Entries:

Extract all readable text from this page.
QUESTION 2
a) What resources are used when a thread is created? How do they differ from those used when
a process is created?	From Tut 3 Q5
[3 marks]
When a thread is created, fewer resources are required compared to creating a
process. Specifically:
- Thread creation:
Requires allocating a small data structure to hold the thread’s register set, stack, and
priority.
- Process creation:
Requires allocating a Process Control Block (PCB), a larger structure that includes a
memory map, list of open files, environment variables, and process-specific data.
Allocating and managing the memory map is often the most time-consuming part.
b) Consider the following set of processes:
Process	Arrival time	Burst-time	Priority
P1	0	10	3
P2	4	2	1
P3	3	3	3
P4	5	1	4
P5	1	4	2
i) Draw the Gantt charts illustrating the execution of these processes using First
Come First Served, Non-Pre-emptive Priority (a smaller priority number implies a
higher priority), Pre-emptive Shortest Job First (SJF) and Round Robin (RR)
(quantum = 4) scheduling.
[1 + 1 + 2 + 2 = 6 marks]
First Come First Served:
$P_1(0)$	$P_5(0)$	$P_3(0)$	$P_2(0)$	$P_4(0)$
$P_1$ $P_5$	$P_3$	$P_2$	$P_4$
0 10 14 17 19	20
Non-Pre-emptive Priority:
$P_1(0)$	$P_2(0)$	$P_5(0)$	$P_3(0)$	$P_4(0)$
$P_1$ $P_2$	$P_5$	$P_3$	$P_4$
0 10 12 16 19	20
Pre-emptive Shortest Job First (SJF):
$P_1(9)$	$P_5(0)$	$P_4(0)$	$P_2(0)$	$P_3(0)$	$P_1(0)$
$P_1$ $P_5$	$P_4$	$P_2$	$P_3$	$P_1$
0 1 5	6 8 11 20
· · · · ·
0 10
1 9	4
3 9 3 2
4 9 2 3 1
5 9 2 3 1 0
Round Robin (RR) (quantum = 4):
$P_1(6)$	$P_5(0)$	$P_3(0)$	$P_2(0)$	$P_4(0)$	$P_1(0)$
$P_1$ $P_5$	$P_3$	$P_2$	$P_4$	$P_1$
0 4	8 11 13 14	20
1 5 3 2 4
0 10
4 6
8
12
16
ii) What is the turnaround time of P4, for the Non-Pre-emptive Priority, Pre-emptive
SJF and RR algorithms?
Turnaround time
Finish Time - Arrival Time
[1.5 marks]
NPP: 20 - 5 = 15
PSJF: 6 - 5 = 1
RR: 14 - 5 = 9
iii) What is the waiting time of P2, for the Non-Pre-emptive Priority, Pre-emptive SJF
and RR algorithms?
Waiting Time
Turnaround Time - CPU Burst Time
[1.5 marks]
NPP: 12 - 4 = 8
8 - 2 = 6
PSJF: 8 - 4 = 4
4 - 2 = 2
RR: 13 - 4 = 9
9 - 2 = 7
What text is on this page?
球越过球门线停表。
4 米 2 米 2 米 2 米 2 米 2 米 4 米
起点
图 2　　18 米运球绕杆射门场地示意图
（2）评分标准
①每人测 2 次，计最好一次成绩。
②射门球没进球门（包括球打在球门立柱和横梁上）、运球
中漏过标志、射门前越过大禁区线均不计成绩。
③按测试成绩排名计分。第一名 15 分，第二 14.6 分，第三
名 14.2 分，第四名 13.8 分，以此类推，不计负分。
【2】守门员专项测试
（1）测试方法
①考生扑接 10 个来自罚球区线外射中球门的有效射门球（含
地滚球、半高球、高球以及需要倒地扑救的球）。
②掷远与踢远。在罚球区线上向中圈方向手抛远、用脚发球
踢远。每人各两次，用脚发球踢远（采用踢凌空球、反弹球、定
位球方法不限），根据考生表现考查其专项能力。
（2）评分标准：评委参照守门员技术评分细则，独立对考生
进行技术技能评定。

What to work on: Look through the entries above; copy each line where the string "algorithms" appears.

Solution:
SJF and RR algorithms?
and RR algorithms?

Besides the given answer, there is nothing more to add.